**EXERCISE DETAILS**
Exclude the pictures, then copy all remaining records exactly.

---- GIVEN RECORDS

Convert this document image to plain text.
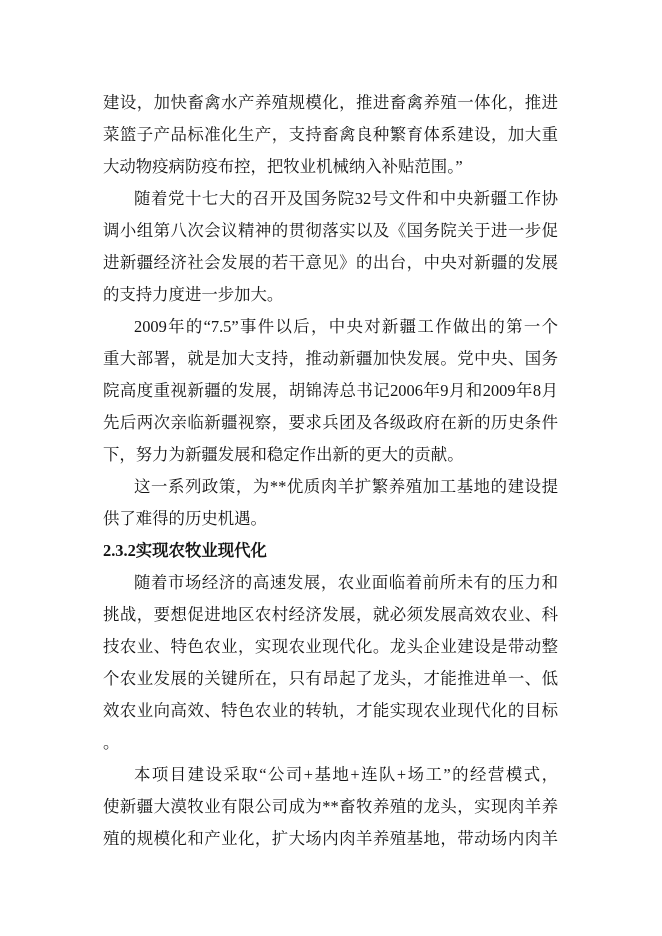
建设，加快畜禽水产养殖规模化，推进畜禽养殖一体化，推进
菜篮子产品标准化生产，支持畜禽良种繁育体系建设，加大重
大动物疫病防疫布控，把牧业机械纳入补贴范围。”
随着党十七大的召开及国务院32号文件和中央新疆工作协
调小组第八次会议精神的贯彻落实以及《国务院关于进一步促
进新疆经济社会发展的若干意见》的出台，中央对新疆的发展
的支持力度进一步加大。
2009年的“7.5”事件以后，中央对新疆工作做出的第一个
重大部署，就是加大支持，推动新疆加快发展。党中央、国务
院高度重视新疆的发展，胡锦涛总书记2006年9月和2009年8月
先后两次亲临新疆视察，要求兵团及各级政府在新的历史条件
下，努力为新疆发展和稳定作出新的更大的贡献。
这一系列政策，为**优质肉羊扩繁养殖加工基地的建设提
供了难得的历史机遇。
2.3.2实现农牧业现代化
随着市场经济的高速发展，农业面临着前所未有的压力和
挑战，要想促进地区农村经济发展，就必须发展高效农业、科
技农业、特色农业，实现农业现代化。龙头企业建设是带动整
个农业发展的关键所在，只有昂起了龙头，才能推进单一、低
效农业向高效、特色农业的转轨，才能实现农业现代化的目标
。
本项目建设采取“公司+基地+连队+场工”的经营模式，
使新疆大漠牧业有限公司成为**畜牧养殖的龙头，实现肉羊养
殖的规模化和产业化，扩大场内肉羊养殖基地，带动场内肉羊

--------

**TASK RESPONSE**
Convert this document image to plain text.
建设，加快畜禽水产养殖规模化，推进畜禽养殖一体化，推进
菜篮子产品标准化生产，支持畜禽良种繁育体系建设，加大重
大动物疫病防疫布控，把牧业机械纳入补贴范围。”
随着党十七大的召开及国务院32号文件和中央新疆工作协
调小组第八次会议精神的贯彻落实以及《国务院关于进一步促
进新疆经济社会发展的若干意见》的出台，中央对新疆的发展
的支持力度进一步加大。
2009年的“7.5”事件以后，中央对新疆工作做出的第一个
重大部署，就是加大支持，推动新疆加快发展。党中央、国务
院高度重视新疆的发展，胡锦涛总书记2006年9月和2009年8月
先后两次亲临新疆视察，要求兵团及各级政府在新的历史条件
下，努力为新疆发展和稳定作出新的更大的贡献。
这一系列政策，为**优质肉羊扩繁养殖加工基地的建设提
供了难得的历史机遇。
2.3.2实现农牧业现代化
随着市场经济的高速发展，农业面临着前所未有的压力和
挑战，要想促进地区农村经济发展，就必须发展高效农业、科
技农业、特色农业，实现农业现代化。龙头企业建设是带动整
个农业发展的关键所在，只有昂起了龙头，才能推进单一、低
效农业向高效、特色农业的转轨，才能实现农业现代化的目标
。
本项目建设采取“公司+基地+连队+场工”的经营模式，
使新疆大漠牧业有限公司成为**畜牧养殖的龙头，实现肉羊养
殖的规模化和产业化，扩大场内肉羊养殖基地，带动场内肉羊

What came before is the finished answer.